▶ [Exercise goal] Repeat all of the material exactly as given.

Dataset entries:
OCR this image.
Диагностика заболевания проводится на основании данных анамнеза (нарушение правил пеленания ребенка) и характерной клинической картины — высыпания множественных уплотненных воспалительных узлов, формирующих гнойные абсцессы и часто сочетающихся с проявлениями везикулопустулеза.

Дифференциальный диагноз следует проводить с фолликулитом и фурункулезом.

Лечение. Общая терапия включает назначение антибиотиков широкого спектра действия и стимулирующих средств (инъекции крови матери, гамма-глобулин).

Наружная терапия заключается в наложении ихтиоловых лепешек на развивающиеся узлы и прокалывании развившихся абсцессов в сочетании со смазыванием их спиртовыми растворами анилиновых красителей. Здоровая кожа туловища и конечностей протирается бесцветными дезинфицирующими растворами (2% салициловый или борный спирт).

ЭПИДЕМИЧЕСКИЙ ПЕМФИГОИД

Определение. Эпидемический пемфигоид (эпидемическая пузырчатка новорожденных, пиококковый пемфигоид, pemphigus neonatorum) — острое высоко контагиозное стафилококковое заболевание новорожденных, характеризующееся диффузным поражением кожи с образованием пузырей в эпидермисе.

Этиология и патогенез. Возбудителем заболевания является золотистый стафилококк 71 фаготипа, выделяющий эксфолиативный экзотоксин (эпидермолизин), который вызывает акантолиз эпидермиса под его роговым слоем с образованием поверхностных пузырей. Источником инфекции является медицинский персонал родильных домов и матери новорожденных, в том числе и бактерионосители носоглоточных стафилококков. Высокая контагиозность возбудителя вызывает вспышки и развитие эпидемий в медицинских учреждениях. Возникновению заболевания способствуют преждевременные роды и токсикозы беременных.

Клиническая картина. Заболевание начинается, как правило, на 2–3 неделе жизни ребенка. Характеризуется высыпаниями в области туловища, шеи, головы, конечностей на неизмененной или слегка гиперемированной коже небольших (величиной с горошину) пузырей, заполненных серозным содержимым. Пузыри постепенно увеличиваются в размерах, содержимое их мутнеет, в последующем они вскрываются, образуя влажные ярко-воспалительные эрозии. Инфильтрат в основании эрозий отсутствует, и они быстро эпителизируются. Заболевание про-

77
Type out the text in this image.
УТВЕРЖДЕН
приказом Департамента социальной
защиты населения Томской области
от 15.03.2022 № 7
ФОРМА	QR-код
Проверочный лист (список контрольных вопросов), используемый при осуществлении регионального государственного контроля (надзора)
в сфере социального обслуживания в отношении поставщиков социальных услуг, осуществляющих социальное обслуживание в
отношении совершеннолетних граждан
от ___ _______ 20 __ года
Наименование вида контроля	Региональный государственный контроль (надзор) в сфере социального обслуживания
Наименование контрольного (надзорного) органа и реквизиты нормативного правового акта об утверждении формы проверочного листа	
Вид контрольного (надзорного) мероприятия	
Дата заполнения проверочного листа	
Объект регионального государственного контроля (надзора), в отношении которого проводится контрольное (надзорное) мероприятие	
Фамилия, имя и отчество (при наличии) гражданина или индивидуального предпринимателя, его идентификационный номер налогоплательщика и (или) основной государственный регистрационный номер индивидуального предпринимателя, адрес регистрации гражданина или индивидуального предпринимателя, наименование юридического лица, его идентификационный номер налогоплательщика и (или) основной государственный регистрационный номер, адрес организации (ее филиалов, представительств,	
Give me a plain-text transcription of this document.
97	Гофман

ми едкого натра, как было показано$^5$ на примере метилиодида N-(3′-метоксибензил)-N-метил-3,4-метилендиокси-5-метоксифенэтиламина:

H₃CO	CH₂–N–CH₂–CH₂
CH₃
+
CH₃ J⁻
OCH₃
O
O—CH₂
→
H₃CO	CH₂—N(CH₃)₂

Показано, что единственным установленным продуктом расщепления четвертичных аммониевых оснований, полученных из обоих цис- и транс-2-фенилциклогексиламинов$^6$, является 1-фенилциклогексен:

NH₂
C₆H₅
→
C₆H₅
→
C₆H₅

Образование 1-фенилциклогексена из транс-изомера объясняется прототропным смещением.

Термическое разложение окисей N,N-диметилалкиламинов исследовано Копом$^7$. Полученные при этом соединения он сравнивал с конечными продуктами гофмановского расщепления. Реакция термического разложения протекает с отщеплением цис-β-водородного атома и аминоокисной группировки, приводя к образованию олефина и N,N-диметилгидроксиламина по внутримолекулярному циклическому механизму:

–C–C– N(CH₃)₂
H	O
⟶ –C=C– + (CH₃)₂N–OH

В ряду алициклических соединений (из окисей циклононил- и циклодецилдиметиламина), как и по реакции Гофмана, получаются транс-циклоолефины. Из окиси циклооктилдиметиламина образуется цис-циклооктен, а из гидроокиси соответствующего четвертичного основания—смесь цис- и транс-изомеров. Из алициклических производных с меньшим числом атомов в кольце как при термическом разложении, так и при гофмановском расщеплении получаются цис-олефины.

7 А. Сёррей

▶ [Written response]
OCR this image.
Диагностика заболевания проводится на основании данных анамнеза (нарушение правил пеленания ребенка) и характерной клинической картины — высыпания множественных уплотненных воспалительных узлов, формирующих гнойные абсцессы и часто сочетающихся с проявлениями везикулопустулеза.

Дифференциальный диагноз следует проводить с фолликулитом и фурункулезом.

Лечение. Общая терапия включает назначение антибиотиков широкого спектра действия и стимулирующих средств (инъекции крови матери, гамма-глобулин).

Наружная терапия заключается в наложении ихтиоловых лепешек на развивающиеся узлы и прокалывании развившихся абсцессов в сочетании со смазыванием их спиртовыми растворами анилиновых красителей. Здоровая кожа туловища и конечностей протирается бесцветными дезинфицирующими растворами (2% салициловый или борный спирт).

ЭПИДЕМИЧЕСКИЙ ПЕМФИГОИД

Определение. Эпидемический пемфигоид (эпидемическая пузырчатка новорожденных, пиококковый пемфигоид, pemphigus neonatorum) — острое высоко контагиозное стафилококковое заболевание новорожденных, характеризующееся диффузным поражением кожи с образованием пузырей в эпидермисе.

Этиология и патогенез. Возбудителем заболевания является золотистый стафилококк 71 фаготипа, выделяющий эксфолиативный экзотоксин (эпидермолизин), который вызывает акантолиз эпидермиса под его роговым слоем с образованием поверхностных пузырей. Источником инфекции является медицинский персонал родильных домов и матери новорожденных, в том числе и бактерионосители носоглоточных стафилококков. Высокая контагиозность возбудителя вызывает вспышки и развитие эпидемий в медицинских учреждениях. Возникновению заболевания способствуют преждевременные роды и токсикозы беременных.

Клиническая картина. Заболевание начинается, как правило, на 2–3 неделе жизни ребенка. Характеризуется высыпаниями в области туловища, шеи, головы, конечностей на неизмененной или слегка гиперемированной коже небольших (величиной с горошину) пузырей, заполненных серозным содержимым. Пузыри постепенно увеличиваются в размерах, содержимое их мутнеет, в последующем они вскрываются, образуя влажные ярко-воспалительные эрозии. Инфильтрат в основании эрозий отсутствует, и они быстро эпителизируются. Заболевание про-

77
Type out the text in this image.
УТВЕРЖДЕН
приказом Департамента социальной
защиты населения Томской области
от 15.03.2022 № 7
ФОРМА	QR-код
Проверочный лист (список контрольных вопросов), используемый при осуществлении регионального государственного контроля (надзора)
в сфере социального обслуживания в отношении поставщиков социальных услуг, осуществляющих социальное обслуживание в
отношении совершеннолетних граждан
от ___ _______ 20 __ года
Наименование вида контроля	Региональный государственный контроль (надзор) в сфере социального обслуживания
Наименование контрольного (надзорного) органа и реквизиты нормативного правового акта об утверждении формы проверочного листа	
Вид контрольного (надзорного) мероприятия	
Дата заполнения проверочного листа	
Объект регионального государственного контроля (надзора), в отношении которого проводится контрольное (надзорное) мероприятие	
Фамилия, имя и отчество (при наличии) гражданина или индивидуального предпринимателя, его идентификационный номер налогоплательщика и (или) основной государственный регистрационный номер индивидуального предпринимателя, адрес регистрации гражданина или индивидуального предпринимателя, наименование юридического лица, его идентификационный номер налогоплательщика и (или) основной государственный регистрационный номер, адрес организации (ее филиалов, представительств,	
Give me a plain-text transcription of this document.
97	Гофман

ми едкого натра, как было показано$^5$ на примере метилиодида N-(3′-метоксибензил)-N-метил-3,4-метилендиокси-5-метоксифенэтиламина:

H₃CO	CH₂–N–CH₂–CH₂
CH₃
+
CH₃ J⁻
OCH₃
O
O—CH₂
→
H₃CO	CH₂—N(CH₃)₂

Показано, что единственным установленным продуктом расщепления четвертичных аммониевых оснований, полученных из обоих цис- и транс-2-фенилциклогексиламинов$^6$, является 1-фенилциклогексен:

NH₂
C₆H₅
→
C₆H₅
→
C₆H₅

Образование 1-фенилциклогексена из транс-изомера объясняется прототропным смещением.

Термическое разложение окисей N,N-диметилалкиламинов исследовано Копом$^7$. Полученные при этом соединения он сравнивал с конечными продуктами гофмановского расщепления. Реакция термического разложения протекает с отщеплением цис-β-водородного атома и аминоокисной группировки, приводя к образованию олефина и N,N-диметилгидроксиламина по внутримолекулярному циклическому механизму:

–C–C– N(CH₃)₂
H	O
⟶ –C=C– + (CH₃)₂N–OH

В ряду алициклических соединений (из окисей циклононил- и циклодецилдиметиламина), как и по реакции Гофмана, получаются транс-циклоолефины. Из окиси циклооктилдиметиламина образуется цис-циклооктен, а из гидроокиси соответствующего четвертичного основания—смесь цис- и транс-изомеров. Из алициклических производных с меньшим числом атомов в кольце как при термическом разложении, так и при гофмановском расщеплении получаются цис-олефины.

7 А. Сёррей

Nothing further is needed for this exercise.